- _Written exercise_: Consider the data that follows and state how many lines contain the string "content", using the number alone.

- _Input rows_:
━━━━━━━━

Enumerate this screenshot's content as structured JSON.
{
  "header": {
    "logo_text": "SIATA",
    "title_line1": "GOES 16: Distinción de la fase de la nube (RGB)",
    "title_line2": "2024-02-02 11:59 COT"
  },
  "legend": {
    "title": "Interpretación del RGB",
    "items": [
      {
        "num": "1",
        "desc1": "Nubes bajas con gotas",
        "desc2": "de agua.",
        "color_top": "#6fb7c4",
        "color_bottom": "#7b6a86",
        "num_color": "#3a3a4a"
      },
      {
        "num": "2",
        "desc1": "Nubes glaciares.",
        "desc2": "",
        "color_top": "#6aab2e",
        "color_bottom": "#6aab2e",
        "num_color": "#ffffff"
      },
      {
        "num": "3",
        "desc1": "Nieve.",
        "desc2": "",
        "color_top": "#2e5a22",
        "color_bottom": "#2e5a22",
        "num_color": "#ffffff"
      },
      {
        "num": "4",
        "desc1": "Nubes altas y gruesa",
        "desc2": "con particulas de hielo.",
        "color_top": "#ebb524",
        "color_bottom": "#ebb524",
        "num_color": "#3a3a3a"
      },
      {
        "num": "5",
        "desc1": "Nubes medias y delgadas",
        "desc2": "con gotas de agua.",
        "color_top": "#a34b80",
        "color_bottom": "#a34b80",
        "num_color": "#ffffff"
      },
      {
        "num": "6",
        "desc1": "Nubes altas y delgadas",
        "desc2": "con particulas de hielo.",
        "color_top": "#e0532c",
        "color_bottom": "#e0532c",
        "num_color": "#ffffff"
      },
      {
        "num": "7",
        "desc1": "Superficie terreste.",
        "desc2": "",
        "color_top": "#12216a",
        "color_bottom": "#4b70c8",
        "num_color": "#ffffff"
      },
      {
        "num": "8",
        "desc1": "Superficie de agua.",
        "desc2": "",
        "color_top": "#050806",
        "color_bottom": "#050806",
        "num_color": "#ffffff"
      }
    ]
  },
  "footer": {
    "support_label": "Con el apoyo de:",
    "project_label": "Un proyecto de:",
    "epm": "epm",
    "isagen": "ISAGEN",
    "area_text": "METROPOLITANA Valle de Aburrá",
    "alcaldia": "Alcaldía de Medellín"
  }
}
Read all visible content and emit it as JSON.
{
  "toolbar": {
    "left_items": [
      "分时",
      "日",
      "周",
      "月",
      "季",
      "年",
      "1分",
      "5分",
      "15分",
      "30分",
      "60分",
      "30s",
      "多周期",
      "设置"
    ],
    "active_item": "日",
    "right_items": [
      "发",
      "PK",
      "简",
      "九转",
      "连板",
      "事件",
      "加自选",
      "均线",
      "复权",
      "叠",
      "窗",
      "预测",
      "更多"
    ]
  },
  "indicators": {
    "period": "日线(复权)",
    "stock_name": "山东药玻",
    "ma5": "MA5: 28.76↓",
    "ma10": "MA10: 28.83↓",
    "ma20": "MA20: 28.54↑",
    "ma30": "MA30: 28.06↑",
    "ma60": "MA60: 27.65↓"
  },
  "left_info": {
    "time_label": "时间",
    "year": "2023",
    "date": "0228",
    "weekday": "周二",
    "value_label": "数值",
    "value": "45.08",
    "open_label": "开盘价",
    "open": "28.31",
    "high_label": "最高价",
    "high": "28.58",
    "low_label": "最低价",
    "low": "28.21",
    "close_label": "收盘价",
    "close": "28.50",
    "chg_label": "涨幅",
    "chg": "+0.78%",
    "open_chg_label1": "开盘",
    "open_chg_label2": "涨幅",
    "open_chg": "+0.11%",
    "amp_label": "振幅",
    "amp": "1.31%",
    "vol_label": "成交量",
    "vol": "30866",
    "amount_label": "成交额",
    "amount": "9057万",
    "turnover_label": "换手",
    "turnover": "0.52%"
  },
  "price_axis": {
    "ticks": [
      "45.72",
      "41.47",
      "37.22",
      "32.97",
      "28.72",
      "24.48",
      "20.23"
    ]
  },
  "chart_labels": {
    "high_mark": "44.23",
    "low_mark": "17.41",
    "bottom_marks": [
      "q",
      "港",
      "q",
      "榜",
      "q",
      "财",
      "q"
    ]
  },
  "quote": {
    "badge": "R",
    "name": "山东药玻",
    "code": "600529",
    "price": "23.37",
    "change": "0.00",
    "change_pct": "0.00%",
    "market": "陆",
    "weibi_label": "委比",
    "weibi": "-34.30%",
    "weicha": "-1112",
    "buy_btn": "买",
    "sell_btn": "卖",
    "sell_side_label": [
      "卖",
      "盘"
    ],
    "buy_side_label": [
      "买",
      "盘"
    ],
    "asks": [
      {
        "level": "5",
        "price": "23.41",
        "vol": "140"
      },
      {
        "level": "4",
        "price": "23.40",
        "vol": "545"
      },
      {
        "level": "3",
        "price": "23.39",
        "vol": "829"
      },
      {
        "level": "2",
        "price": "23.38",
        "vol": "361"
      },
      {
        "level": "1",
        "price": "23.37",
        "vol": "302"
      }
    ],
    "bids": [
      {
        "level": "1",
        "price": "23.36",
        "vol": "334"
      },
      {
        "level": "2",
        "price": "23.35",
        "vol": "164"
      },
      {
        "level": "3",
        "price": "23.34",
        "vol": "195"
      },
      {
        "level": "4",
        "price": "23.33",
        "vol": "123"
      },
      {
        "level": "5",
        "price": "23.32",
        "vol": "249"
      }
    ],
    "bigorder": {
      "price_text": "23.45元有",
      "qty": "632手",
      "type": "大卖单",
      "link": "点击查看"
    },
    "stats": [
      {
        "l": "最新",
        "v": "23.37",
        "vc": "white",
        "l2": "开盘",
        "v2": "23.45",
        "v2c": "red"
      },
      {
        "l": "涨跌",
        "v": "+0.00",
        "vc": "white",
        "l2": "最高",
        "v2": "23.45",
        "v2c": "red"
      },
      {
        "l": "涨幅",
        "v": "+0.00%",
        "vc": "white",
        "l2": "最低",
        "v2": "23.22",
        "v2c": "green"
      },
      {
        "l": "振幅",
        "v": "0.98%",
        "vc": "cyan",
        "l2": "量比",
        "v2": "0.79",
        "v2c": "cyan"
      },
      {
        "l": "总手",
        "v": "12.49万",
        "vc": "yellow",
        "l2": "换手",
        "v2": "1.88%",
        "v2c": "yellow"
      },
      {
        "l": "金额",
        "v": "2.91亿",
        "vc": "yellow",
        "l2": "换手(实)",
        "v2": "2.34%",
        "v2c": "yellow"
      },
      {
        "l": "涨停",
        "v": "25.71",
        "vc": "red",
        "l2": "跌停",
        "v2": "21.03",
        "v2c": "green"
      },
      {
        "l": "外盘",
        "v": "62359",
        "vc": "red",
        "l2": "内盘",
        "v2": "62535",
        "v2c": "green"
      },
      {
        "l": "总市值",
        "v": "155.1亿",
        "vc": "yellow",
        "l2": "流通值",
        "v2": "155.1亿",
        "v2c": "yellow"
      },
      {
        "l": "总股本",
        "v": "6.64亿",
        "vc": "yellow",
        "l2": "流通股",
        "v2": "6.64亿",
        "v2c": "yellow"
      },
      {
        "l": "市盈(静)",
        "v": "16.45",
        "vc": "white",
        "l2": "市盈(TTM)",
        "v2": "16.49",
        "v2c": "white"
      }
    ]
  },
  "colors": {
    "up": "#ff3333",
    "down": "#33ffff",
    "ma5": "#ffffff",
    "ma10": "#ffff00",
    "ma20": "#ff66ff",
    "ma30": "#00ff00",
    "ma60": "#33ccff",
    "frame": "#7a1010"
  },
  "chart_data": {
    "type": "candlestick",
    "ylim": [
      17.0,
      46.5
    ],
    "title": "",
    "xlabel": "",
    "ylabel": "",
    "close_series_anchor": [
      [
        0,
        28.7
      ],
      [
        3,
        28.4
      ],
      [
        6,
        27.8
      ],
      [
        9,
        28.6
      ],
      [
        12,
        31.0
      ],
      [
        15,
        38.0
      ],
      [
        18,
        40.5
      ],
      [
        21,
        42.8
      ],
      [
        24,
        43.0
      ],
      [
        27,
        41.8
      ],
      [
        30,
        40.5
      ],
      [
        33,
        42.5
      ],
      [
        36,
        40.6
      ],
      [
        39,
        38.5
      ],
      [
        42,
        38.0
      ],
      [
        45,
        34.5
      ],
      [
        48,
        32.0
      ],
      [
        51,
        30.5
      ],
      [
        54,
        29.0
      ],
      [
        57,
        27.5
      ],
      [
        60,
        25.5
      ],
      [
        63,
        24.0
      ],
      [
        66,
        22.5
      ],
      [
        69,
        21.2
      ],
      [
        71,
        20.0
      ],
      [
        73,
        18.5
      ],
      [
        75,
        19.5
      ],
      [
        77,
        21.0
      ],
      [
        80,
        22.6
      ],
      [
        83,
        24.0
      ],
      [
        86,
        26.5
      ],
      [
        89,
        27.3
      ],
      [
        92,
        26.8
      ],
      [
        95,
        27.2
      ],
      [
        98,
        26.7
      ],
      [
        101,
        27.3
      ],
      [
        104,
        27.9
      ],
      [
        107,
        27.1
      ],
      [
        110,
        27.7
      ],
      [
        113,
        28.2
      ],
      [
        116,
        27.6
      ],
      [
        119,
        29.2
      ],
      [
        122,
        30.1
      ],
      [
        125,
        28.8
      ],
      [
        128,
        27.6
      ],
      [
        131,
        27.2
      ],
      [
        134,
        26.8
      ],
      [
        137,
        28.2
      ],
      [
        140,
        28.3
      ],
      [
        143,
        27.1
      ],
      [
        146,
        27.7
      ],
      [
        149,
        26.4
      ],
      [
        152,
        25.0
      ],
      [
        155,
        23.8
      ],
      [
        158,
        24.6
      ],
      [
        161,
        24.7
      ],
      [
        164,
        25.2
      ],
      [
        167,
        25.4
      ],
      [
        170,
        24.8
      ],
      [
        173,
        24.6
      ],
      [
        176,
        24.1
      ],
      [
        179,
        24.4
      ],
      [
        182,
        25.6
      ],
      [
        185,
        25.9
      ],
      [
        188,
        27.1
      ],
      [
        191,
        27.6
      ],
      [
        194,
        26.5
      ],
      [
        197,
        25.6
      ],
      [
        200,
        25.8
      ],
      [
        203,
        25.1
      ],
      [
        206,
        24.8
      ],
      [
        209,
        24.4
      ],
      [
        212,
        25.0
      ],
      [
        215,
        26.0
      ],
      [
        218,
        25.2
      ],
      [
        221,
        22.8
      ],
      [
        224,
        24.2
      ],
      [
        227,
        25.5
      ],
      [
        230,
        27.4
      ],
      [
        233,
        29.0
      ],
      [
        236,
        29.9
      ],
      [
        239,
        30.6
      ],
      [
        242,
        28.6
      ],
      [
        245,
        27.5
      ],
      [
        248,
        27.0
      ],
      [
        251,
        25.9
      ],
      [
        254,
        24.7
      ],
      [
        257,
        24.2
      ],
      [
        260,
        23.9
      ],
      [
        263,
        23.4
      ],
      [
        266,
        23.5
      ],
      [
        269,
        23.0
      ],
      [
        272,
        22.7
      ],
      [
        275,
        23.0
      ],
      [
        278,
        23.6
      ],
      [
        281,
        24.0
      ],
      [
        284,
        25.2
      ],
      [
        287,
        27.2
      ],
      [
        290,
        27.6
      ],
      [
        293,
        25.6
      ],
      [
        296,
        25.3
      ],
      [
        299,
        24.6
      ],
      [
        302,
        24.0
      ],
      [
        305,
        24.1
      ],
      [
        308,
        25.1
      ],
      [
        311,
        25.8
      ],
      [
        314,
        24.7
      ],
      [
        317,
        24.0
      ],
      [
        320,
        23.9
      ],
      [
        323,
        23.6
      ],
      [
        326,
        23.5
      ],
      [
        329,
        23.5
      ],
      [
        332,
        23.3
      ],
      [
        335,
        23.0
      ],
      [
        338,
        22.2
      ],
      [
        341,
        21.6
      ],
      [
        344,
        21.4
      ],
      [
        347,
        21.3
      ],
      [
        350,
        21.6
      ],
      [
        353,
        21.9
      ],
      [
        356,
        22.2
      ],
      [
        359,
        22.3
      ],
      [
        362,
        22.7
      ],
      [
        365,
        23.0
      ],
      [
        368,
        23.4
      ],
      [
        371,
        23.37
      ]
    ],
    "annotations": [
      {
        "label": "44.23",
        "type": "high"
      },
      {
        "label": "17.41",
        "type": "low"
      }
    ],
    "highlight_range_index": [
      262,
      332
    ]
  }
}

━━━━━━━━

- _Task solution_: 2